→ Task goal: Every line that contains the word "размера" should be copied out.

→ Given information:
* BEGIN *

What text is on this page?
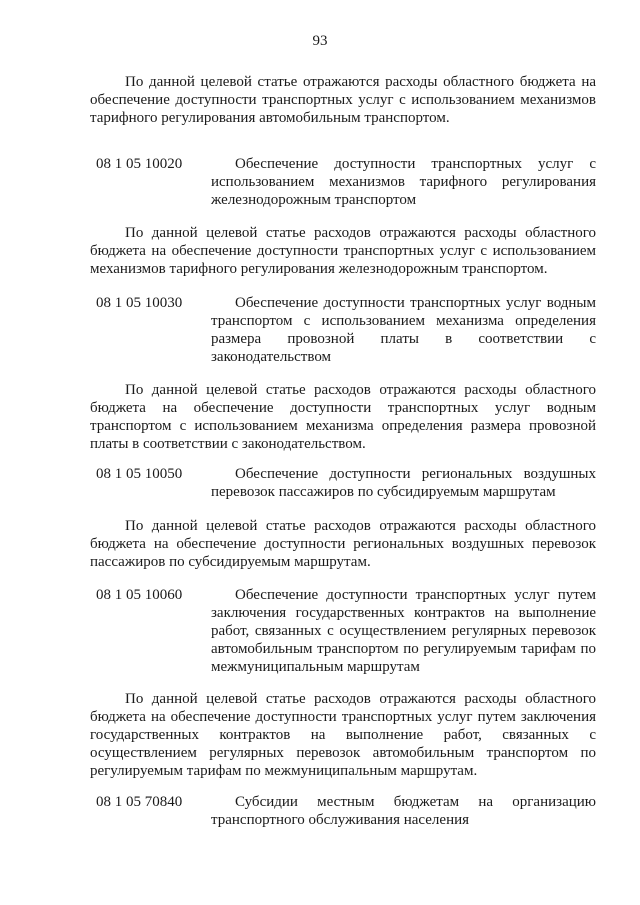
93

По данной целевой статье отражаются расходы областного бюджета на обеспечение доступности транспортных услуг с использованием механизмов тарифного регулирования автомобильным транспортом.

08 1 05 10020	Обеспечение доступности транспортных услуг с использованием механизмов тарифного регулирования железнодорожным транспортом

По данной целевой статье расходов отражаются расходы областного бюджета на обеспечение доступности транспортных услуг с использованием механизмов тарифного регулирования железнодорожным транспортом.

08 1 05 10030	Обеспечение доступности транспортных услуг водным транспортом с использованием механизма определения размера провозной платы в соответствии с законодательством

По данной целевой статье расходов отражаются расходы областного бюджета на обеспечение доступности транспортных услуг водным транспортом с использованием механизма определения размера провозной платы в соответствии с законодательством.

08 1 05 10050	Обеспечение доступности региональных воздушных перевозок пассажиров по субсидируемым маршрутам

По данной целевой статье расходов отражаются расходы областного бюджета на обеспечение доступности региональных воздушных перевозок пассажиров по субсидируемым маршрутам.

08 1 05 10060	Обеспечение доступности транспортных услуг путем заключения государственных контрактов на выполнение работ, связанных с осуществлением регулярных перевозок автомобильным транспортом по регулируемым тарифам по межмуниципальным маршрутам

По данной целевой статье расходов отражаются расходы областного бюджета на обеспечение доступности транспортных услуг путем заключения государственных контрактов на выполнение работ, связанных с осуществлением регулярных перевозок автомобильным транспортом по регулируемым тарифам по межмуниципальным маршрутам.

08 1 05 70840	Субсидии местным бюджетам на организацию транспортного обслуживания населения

* END *
* BEGIN *

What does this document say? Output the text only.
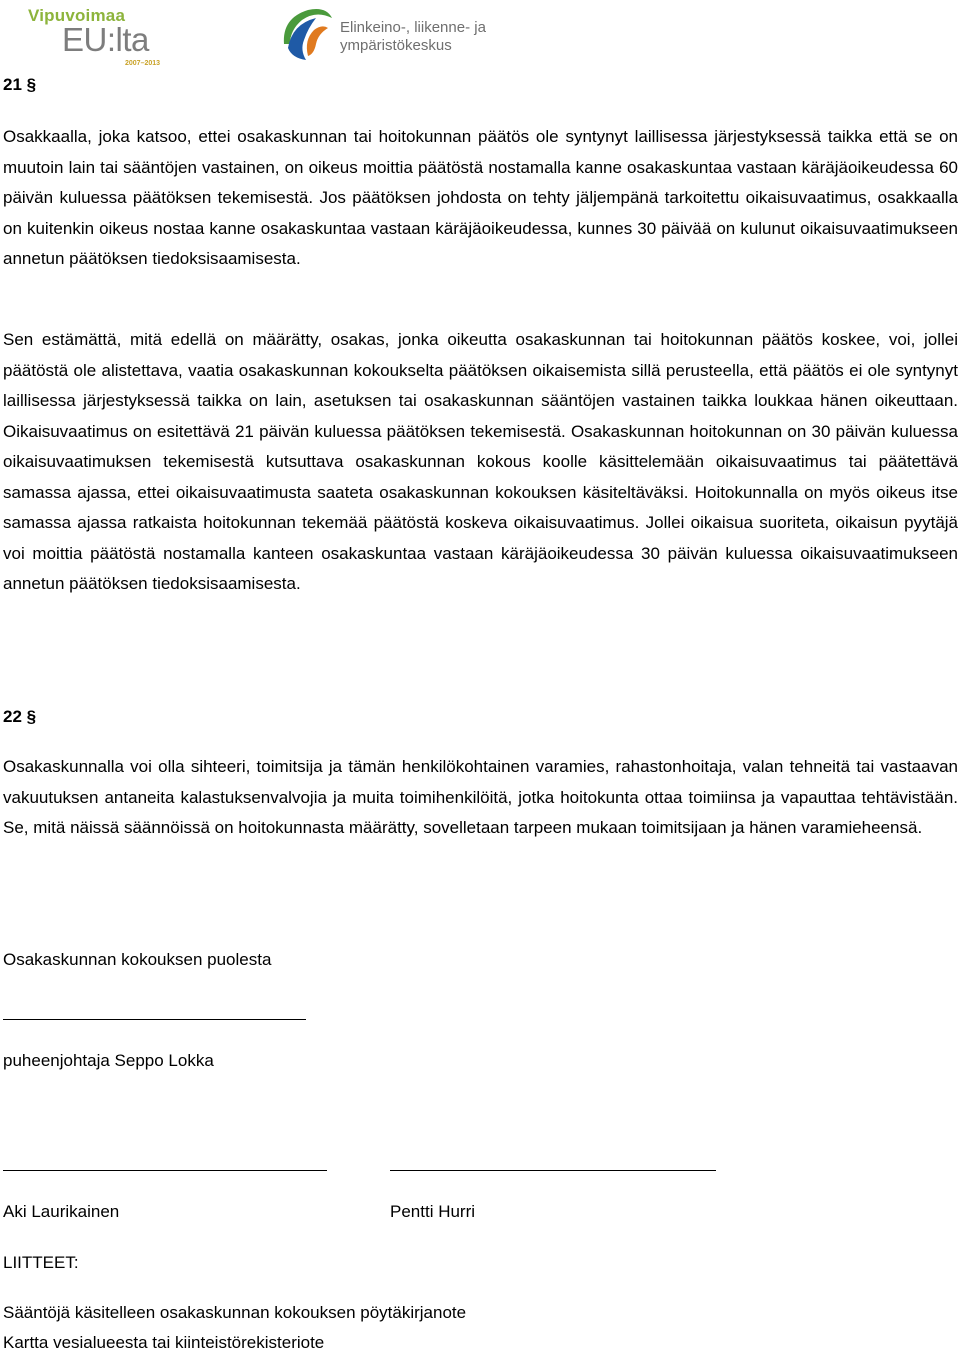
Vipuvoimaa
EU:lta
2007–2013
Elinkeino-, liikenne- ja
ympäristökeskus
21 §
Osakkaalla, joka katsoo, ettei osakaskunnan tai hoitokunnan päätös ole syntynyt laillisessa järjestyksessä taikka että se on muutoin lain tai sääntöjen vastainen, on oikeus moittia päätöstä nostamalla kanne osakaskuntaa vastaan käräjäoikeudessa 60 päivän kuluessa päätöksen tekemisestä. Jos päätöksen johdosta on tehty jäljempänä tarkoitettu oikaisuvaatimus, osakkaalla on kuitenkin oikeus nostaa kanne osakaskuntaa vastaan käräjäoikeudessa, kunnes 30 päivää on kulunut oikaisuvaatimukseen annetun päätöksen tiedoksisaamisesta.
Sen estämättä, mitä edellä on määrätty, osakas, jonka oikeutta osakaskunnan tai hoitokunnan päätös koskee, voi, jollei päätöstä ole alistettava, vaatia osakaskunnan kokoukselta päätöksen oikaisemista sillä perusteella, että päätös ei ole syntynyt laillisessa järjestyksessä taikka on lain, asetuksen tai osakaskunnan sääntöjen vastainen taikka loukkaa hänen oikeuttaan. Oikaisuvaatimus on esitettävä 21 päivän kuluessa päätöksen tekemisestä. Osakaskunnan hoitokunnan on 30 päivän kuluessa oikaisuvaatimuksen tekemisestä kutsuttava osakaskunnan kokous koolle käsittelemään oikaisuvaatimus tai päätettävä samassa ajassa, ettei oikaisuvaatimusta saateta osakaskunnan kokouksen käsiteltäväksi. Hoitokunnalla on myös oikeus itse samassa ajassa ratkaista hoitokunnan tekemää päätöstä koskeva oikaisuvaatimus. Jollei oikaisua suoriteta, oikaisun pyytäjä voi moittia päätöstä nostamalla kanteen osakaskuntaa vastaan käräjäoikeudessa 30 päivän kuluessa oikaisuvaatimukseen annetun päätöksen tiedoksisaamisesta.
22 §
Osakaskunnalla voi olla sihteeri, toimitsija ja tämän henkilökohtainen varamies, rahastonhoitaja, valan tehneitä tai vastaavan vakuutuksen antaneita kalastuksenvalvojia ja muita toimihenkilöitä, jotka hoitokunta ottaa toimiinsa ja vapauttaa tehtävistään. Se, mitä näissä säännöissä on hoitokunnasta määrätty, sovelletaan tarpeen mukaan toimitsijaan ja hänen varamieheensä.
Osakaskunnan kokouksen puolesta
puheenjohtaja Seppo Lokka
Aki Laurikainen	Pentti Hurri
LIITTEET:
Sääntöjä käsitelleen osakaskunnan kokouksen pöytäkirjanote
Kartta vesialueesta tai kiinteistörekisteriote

* END *

→ Final result:
08 1 05 10030	Обеспечение доступности транспортных услуг водным транспортом с использованием механизма определения размера провозной платы в соответствии с законодательством
По данной целевой статье расходов отражаются расходы областного бюджета на обеспечение доступности транспортных услуг водным транспортом с использованием механизма определения размера провозной платы в соответствии с законодательством.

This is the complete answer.